:: RAW RECORDS
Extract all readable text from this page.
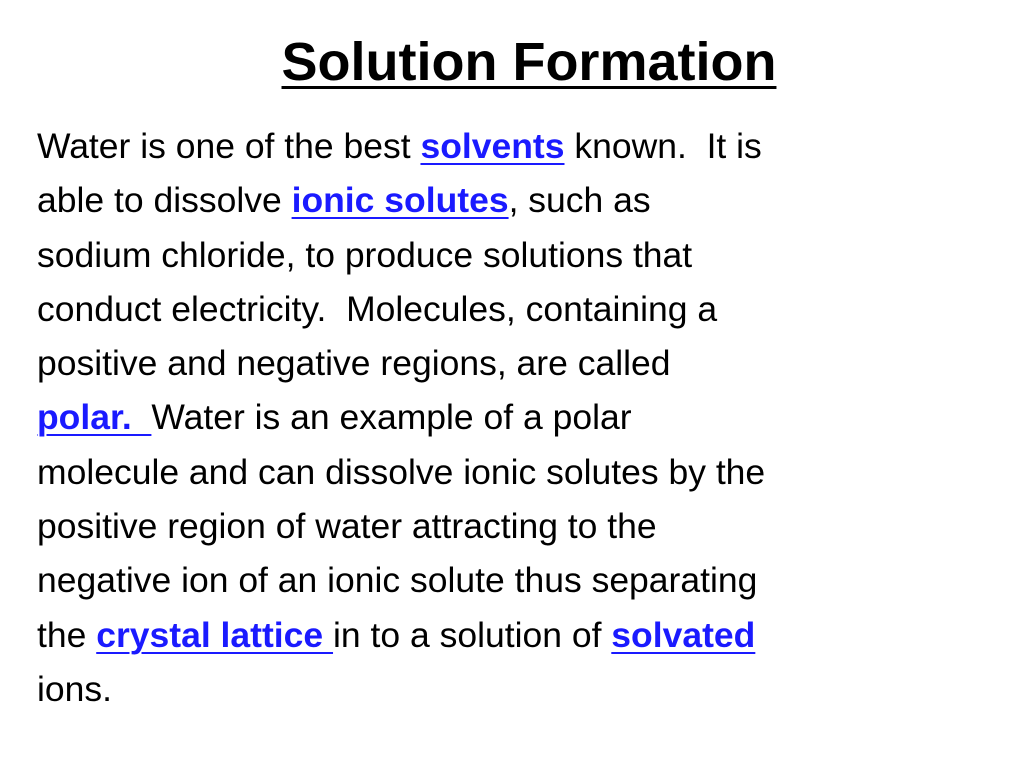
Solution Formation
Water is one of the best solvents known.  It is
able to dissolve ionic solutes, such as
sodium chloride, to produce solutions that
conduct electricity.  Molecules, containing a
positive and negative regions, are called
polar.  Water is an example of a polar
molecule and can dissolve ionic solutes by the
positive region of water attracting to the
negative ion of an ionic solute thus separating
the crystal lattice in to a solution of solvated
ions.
::::
__TASK STATEMENT__: Using the listing above, show each line holding the string "positive".

__OUTPUT FOR THIS EXERCISE__:
positive and negative regions, are called
positive region of water attracting to the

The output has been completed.